Rav Aaron didn’t feel it was worth the split in Klal Yisrael.

8 years 9 months ago

truth= I happen to disagree with most of what you’ve just written, and to tell the truth Im surprised. I have heard from many Lomdim that The Kovetz mentioned is of a high calibre. I mentioned before that I was proud to present it to some friends in Lakewood who aren’t ashamed to tell the truth, and they liked it.
To call R’ Forkoshes seforim on Niddah Shabbos and Chol Hamoed a Likkut is astounding, It is actually anything but, his biurim and chidushim in the above subjects are amazing, look at them again.
However, the above, and our difference of opinion is again not relevant here, Is that what we are discussing?

You (purposely) misstated my words, and after reading (and appreciating) your previous comments, I am quite surprised and disappointed, I never said in my post That Lubavitch Learns BETTER (although now that you ask, I can say that IMHO i know many Lubavitch Talmidim, you seem to know them as well, who are tremendous Baalei Kishron and happen to have a straighter and clearer learning than other yeshivos, that is my personal opinion) the issue you raised was whether Lubavitch at large learns and publishes.It is to that issue I correctly, and adequately responded.You clearly laid down the premise that Lubavitch as a group doesn’t learn or publish Chidushei Torah, so now you say that its not a high calibre, is every Pilpul In Nehuroie good, I saw a lot of Marginal Stuff, Is every Shtikel in Shufra Dishtoro correct, or original, or repetative in four different places?

------------------------

(DIRECTIONS)
[a] According to the comment on Lubavitch learning, why is it astounding to call R' Forkosh's seforim on Niddah, Shabbos and Chol Hamoed a Likkut? Answer in one to three sentences.
[b] Reproduce the comment on Lubavitch learning from "You (purposely) misstated" up to and including "four different places?".
[c] In the comment on Lubavitch learning, what claim does the writer deny ever making in the earlier post?
The entries have no connection to the comment on Lubavitch learning.

(DATA)

------------------------

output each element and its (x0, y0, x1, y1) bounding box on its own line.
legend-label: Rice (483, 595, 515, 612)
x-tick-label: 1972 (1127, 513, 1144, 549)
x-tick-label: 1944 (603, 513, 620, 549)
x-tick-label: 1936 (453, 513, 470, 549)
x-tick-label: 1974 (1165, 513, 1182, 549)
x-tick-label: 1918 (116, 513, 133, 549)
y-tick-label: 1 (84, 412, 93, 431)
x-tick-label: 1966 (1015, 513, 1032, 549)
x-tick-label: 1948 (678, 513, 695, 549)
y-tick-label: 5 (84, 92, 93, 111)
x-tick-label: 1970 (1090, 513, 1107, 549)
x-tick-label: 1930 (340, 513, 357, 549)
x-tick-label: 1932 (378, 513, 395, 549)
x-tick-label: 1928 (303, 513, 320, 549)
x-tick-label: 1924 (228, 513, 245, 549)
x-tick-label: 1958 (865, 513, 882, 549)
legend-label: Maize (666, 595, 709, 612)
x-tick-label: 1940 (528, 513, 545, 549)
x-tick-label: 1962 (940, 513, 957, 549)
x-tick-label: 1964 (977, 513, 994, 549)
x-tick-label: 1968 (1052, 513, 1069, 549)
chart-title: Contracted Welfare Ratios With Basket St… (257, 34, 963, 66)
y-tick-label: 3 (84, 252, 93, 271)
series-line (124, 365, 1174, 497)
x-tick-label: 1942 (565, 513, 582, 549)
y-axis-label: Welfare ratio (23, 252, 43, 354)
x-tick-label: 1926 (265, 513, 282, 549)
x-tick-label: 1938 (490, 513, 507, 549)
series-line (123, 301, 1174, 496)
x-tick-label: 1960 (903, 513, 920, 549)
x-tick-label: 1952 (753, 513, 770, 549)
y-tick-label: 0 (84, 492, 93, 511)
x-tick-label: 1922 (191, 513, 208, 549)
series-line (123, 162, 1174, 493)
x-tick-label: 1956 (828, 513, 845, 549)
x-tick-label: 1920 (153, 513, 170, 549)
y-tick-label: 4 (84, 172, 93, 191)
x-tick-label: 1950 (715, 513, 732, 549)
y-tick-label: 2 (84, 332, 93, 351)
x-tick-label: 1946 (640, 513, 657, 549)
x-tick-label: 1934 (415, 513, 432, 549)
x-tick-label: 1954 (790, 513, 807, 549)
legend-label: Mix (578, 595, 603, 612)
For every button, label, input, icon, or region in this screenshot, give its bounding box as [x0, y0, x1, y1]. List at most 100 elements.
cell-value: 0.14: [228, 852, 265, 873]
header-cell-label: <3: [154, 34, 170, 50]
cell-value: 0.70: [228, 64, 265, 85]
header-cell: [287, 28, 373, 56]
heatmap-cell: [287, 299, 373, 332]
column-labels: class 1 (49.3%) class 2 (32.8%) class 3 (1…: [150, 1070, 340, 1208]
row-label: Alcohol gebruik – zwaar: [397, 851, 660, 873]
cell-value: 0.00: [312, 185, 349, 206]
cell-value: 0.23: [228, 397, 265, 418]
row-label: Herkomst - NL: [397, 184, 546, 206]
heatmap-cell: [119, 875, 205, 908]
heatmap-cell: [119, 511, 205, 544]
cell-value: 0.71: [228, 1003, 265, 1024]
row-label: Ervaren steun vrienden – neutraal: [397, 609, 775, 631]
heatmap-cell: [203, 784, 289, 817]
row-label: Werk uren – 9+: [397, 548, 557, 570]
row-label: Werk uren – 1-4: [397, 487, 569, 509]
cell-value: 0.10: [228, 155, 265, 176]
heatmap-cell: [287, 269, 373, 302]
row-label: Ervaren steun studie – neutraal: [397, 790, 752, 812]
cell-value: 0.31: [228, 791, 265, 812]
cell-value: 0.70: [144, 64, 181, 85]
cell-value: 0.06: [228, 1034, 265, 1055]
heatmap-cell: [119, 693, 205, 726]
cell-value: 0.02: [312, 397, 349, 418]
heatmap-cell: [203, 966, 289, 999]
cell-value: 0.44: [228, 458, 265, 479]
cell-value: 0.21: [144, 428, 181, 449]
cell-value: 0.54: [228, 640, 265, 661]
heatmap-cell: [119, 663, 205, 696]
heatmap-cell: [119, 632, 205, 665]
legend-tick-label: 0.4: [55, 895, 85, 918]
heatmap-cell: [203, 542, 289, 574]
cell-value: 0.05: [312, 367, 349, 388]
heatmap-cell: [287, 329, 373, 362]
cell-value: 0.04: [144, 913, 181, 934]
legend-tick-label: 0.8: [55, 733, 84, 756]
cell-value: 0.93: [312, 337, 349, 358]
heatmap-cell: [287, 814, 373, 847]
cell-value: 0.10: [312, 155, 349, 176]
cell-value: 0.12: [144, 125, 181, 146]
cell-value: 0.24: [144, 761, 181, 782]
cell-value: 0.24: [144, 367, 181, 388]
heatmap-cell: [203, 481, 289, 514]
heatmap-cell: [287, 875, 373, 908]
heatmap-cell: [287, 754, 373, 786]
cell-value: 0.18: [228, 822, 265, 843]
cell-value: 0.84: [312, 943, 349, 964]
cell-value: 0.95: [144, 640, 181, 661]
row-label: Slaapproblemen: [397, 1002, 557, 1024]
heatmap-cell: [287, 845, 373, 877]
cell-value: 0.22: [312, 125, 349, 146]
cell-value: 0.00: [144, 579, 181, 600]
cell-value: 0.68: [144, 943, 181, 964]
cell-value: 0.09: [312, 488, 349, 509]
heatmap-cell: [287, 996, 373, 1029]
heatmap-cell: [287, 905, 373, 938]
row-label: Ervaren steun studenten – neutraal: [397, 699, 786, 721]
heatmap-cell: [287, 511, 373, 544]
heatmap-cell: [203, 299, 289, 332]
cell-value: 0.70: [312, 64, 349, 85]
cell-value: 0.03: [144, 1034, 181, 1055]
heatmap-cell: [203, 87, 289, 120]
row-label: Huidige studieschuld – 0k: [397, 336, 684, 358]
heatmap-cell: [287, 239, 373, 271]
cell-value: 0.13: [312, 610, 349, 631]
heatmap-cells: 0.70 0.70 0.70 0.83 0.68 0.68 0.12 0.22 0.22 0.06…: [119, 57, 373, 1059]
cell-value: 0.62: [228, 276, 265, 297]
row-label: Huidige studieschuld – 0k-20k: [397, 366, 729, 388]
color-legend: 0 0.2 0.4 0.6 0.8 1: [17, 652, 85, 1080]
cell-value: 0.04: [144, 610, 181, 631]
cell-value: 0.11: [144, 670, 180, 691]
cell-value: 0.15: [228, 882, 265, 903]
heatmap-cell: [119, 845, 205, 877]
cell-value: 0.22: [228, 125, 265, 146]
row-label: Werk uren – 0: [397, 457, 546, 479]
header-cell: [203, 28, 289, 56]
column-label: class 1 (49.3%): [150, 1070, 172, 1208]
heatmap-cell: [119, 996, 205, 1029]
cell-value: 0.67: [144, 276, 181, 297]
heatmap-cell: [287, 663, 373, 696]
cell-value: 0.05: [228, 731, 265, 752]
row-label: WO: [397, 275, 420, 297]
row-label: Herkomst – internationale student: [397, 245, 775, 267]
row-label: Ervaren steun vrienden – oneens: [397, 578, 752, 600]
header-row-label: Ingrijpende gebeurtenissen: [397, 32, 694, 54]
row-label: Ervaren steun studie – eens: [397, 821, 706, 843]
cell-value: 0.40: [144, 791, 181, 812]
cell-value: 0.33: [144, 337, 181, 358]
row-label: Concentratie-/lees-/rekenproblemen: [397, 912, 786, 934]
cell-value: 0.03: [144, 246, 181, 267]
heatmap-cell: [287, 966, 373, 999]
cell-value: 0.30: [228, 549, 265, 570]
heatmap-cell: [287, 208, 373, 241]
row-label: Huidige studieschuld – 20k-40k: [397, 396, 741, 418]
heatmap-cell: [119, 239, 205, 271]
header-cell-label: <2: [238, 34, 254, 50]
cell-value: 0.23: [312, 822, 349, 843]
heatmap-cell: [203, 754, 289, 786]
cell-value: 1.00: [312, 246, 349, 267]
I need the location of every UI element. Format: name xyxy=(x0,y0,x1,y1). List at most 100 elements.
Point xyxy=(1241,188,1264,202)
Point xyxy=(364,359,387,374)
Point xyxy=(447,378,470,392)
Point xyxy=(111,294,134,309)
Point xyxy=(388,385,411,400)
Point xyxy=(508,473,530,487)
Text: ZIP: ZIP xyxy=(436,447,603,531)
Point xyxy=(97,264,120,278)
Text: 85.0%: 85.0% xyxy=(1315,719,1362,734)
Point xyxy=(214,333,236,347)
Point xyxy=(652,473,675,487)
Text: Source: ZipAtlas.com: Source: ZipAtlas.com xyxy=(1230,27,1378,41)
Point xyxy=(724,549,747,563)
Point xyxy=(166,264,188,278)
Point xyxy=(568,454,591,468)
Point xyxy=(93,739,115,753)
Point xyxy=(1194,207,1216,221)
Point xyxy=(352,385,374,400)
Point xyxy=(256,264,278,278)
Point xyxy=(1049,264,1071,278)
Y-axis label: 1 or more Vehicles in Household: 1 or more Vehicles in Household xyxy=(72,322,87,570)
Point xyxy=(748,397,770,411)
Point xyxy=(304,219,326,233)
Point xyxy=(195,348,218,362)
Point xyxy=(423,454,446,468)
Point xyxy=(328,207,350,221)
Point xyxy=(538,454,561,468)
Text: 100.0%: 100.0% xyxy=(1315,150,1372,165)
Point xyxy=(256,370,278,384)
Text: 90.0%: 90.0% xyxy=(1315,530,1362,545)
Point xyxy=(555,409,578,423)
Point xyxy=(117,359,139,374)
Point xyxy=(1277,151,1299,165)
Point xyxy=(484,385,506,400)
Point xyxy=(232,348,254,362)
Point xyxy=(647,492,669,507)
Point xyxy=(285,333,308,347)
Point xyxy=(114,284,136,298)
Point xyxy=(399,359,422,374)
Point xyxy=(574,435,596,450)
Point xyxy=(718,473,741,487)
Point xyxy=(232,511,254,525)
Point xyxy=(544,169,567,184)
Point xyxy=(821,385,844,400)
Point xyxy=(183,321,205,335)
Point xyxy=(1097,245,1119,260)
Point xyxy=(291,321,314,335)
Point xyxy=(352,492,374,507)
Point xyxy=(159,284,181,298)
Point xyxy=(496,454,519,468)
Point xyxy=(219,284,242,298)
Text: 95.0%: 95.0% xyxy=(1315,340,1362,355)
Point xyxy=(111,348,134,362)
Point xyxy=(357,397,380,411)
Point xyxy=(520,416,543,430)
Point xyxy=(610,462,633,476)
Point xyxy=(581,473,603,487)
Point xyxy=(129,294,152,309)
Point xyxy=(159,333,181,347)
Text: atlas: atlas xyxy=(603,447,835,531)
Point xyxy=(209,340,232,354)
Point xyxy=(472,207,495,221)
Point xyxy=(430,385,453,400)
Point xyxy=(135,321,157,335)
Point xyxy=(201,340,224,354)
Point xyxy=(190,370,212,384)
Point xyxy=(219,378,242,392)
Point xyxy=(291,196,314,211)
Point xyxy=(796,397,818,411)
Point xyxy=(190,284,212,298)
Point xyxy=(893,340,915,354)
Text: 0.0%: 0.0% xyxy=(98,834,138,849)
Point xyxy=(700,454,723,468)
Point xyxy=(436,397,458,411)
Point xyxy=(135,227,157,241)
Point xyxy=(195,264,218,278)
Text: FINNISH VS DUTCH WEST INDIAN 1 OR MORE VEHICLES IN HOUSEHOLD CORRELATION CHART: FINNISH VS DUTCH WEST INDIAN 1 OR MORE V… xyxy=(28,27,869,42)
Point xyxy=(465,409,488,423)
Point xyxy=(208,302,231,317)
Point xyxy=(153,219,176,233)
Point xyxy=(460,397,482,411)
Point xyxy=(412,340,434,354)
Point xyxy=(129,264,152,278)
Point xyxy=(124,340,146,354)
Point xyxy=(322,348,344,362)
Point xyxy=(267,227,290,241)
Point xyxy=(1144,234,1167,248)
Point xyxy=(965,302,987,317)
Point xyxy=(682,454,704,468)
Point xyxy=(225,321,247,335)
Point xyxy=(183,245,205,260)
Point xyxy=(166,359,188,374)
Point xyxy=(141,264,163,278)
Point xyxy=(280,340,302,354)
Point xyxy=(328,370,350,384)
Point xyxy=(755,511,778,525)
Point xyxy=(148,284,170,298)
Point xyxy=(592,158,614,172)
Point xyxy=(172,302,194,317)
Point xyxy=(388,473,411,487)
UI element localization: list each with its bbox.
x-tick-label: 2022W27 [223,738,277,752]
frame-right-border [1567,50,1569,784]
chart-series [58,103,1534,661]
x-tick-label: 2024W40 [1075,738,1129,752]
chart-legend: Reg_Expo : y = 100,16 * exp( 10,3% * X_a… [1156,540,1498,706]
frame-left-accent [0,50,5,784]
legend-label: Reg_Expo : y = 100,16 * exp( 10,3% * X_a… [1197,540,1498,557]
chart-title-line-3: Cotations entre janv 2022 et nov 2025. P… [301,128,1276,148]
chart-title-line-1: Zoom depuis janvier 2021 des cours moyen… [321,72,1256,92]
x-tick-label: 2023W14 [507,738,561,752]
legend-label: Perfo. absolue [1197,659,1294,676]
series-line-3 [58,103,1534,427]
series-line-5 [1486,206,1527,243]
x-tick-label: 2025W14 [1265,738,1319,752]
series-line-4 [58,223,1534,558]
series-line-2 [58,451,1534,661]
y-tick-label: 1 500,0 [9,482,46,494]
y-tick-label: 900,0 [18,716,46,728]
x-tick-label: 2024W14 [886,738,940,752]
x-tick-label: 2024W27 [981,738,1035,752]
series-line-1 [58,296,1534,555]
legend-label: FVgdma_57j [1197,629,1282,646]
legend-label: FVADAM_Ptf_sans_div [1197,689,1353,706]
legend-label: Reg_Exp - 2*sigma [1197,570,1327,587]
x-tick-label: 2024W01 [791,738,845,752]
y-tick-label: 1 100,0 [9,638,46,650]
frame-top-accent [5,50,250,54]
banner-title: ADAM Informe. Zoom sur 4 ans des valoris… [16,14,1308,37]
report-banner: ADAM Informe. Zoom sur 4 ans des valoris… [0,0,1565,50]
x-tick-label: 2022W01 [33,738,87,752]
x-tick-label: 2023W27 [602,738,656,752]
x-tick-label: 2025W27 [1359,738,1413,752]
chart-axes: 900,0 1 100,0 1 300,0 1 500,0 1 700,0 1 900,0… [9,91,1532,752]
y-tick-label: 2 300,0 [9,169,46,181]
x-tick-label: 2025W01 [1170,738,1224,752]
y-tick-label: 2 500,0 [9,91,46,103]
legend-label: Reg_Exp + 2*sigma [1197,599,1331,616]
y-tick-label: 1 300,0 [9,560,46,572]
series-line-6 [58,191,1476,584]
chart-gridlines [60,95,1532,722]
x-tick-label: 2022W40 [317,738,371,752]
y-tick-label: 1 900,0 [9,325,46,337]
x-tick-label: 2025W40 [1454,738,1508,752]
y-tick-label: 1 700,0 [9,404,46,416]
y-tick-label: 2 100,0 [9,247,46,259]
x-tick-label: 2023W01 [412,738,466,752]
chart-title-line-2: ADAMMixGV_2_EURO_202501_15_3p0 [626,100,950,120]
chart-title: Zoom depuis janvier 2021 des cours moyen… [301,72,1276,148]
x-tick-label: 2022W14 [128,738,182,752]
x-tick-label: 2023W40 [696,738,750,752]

------------------------

(CORRECT ANSWERS)
[a] The writer says these seforim are anything but a Likkut. The writer finds his biurim and chidushim on those subjects amazing.

[b]
You (purposely) misstated my words, and after reading (and appreciating) your previous comments, I am quite surprised and disappointed, I never said in my post That Lubavitch Learns BETTER (although now that you ask, I can say that IMHO i know many Lubavitch Talmidim, you seem to know them as well, who are tremendous Baalei Kishron and happen to have a straighter and clearer learning than other yeshivos, that is my personal opinion) the issue you raised was whether Lubavitch at large learns and publishes.It is to that issue I correctly, and adequately responded.You clearly laid down the premise that Lubavitch as a group doesn’t learn or publish Chidushei Torah, so now you say that its not a high calibre, is every Pilpul In Nehuroie good, I saw a lot of Marginal Stuff, Is every Shtikel in Shufra Dishtoro correct, or original, or repetative in four different places?

[c] The writer denies saying that Lubavitch learns better.